* [Goal]: Copy each line of the entries that contains the word "Mitchell".

Collected data entries:
--- START ---

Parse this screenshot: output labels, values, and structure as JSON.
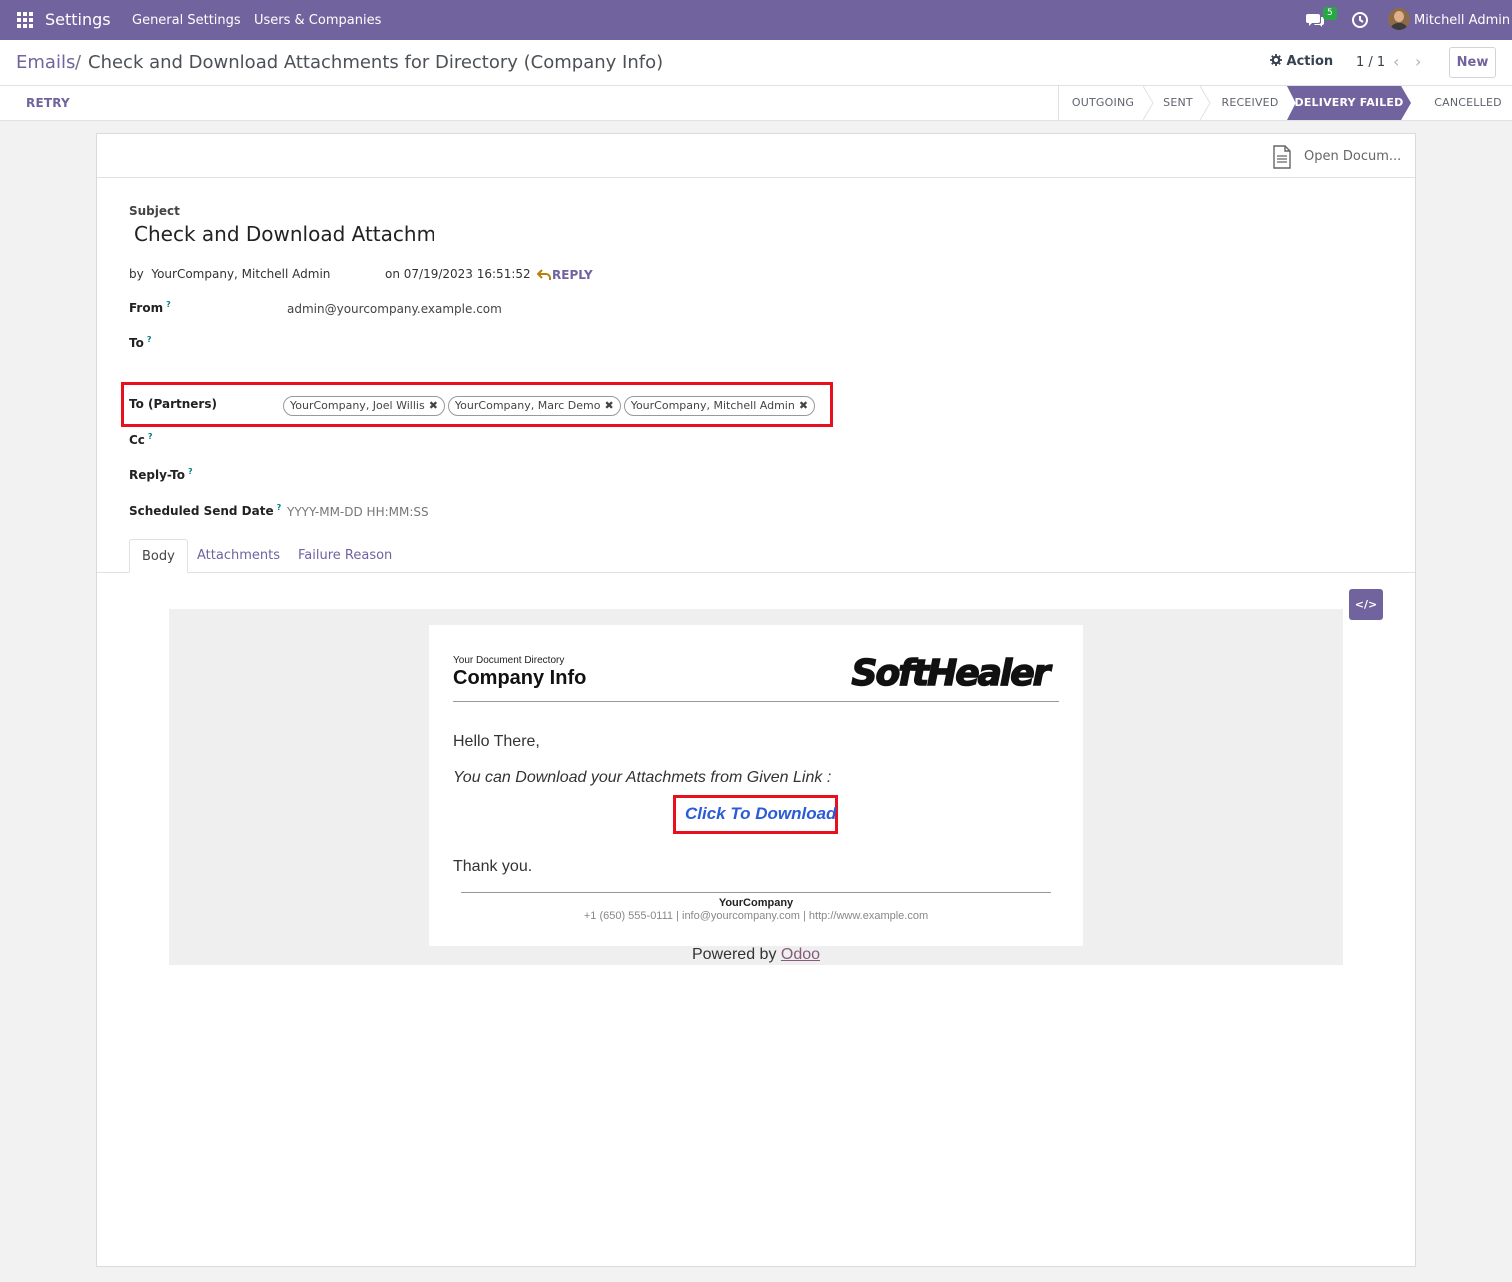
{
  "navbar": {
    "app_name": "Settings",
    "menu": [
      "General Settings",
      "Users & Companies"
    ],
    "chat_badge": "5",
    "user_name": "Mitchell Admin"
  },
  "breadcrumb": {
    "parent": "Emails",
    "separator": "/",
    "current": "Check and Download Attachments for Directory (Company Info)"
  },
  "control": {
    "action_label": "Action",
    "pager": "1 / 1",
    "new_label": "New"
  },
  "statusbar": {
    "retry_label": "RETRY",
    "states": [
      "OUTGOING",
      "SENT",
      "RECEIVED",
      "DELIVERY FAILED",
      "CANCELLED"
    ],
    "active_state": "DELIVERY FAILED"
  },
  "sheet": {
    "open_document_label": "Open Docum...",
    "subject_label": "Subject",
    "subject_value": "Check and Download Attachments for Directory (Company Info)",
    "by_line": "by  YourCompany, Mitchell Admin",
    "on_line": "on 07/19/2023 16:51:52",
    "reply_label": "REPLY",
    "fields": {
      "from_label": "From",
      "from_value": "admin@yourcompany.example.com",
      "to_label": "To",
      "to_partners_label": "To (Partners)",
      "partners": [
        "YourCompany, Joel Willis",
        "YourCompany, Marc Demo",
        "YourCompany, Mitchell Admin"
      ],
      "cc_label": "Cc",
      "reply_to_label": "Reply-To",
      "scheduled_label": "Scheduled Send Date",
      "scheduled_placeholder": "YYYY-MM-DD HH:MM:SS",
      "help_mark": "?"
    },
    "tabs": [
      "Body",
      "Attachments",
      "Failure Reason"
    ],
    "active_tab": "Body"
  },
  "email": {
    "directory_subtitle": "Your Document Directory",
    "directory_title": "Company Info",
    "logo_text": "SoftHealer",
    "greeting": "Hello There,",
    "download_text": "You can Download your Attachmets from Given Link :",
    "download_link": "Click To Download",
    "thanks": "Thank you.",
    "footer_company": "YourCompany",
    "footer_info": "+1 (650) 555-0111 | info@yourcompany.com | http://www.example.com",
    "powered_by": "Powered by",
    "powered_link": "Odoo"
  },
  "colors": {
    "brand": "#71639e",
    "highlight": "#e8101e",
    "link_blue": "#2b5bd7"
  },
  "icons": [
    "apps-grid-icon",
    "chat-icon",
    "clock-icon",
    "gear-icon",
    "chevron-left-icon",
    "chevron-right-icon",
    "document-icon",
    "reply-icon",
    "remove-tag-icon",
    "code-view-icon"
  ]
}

--- END ---

* [Exercise result]:
    "user_name": "Mitchell Admin"
    "by_line": "by  YourCompany, Mitchell Admin",
        "YourCompany, Mitchell Admin"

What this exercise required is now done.